Source document:
Content starts

SPEAKER_01And you were you told me I was bold for being so I mean and I'm just very much a call person too. I think it's I think if people just have different approaches, like um so so explain more, unpack more, unpack more for us, Carrie.
SPEAKER_00So I said, hey, Al, uh, hope your going-away party was fantastic. I'm sorry I didn't make it, and it really hurt me to think I wasn't included.
SPEAKER_01Not that unpacked the feeling of rejection and where you think that can start out in a kid's life, a person's life, and how do you think people react differently?
SPEAKER_00And we had such interesting conversations about this. I feel deep rejection with friendships, women especially. I feel deep rejection, and you feel deep rejection in other areas. Is it okay if I say it? Like with men, with males, and I hold my women friends close and my friends close. Maybe it's because I'm not married, but from childhood, I was such a loyal friend. Uh, I didn't have a lot of a big crowd of friends. I went to a very small school, and I was, you know, maybe it started with me being in a very tiny little school, and then a girl would like move away, and then I would have to start over. And then uh, like I had dinner last week in Illinois with my best friend Jenny Sollers, who was my seventh grade best friend, and we were the only two girls in the seventh grade classroom at this little Christian school. But every other year at this little Christian school, I would have to start over with like a new friend, and it felt like a rejection in a lot of ways, or also feeling like, let's be honest, I was not like the most normal of children going around singing show tunes and like you know, I I just wasn't. So there's the rejection of not feeling um accepted, and that's just that's followed me my whole whole entire life. I wrote a book chapter about it, becoming a Christian, I mean really, really becoming a Christian in my 20s, and having all my college friends say, you killed the buzz now. Like literally.

Content ends

(Entries taken from a collection)
Content starts

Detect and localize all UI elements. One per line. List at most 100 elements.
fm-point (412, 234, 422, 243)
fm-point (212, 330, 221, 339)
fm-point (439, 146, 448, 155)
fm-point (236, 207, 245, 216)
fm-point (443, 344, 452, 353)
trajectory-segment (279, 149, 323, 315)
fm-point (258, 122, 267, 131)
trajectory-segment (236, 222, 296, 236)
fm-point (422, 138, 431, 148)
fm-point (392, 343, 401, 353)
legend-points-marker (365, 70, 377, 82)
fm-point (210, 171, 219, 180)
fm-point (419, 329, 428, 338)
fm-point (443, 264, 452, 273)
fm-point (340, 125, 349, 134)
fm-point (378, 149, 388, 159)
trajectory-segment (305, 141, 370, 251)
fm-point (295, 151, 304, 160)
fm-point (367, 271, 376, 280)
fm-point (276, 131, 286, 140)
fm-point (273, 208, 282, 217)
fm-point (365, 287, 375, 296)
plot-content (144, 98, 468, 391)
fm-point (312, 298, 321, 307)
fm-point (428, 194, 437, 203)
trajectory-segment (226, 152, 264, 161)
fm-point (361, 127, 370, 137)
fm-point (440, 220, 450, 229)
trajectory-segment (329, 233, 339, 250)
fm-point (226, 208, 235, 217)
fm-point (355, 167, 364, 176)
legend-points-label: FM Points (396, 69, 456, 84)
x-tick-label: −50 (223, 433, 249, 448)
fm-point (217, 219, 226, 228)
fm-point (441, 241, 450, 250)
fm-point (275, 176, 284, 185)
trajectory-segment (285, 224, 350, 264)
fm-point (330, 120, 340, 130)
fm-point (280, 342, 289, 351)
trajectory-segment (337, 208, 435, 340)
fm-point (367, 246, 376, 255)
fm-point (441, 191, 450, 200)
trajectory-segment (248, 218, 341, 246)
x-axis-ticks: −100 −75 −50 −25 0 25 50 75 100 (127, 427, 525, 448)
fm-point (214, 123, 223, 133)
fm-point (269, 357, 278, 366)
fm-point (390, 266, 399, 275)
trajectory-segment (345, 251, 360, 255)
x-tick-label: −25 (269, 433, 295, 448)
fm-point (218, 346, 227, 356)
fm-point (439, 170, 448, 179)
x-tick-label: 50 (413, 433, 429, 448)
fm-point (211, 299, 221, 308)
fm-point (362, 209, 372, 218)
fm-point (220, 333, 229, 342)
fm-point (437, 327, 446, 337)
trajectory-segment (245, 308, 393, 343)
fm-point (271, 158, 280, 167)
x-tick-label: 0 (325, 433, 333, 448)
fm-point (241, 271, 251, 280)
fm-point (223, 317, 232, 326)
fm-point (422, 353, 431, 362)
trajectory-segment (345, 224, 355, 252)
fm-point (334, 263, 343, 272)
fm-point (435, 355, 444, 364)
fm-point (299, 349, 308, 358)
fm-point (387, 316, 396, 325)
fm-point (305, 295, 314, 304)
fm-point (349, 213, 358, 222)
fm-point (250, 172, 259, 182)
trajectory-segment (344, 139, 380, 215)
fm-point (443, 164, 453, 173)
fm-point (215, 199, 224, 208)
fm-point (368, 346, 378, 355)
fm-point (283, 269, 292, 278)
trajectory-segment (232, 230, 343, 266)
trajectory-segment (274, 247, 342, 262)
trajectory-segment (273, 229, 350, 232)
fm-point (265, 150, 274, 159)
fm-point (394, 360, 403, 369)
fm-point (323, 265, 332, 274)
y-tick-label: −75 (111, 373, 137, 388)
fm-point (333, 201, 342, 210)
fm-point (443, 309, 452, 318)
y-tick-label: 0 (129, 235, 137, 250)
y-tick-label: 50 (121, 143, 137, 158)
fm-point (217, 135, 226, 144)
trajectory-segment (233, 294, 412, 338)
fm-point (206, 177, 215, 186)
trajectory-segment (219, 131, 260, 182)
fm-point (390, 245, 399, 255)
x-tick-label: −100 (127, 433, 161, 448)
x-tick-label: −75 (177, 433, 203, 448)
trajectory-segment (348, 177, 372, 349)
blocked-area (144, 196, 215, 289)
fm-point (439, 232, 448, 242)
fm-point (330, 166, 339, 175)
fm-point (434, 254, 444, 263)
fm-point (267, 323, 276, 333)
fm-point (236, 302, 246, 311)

Content ends

Problems to solve:
a) Decide whether each statement below agrees with the transcript. For each, answer yes or no and quote the transcript's deciding words.
(i) The speaker went to a very small school.
(ii) Jenny Sollers was the speaker's tenth grade best friend.
(iii) The speaker became a Christian while in high school.
b) Write out everything in the transcript from "SPEAKER_00So I said, hey, Al, uh, hope" down to "people react differently?".

Your responses:
a)
(i) Yes: "I went to a very small school"
(ii) No: "who was my seventh grade best friend"
(iii) No: "really, really becoming a Christian in my 20s"

b)
SPEAKER_00So I said, hey, Al, uh, hope your going-away party was fantastic. I'm sorry I didn't make it, and it really hurt me to think I wasn't included.
SPEAKER_01Not that unpacked the feeling of rejection and where you think that can start out in a kid's life, a person's life, and how do you think people react differently?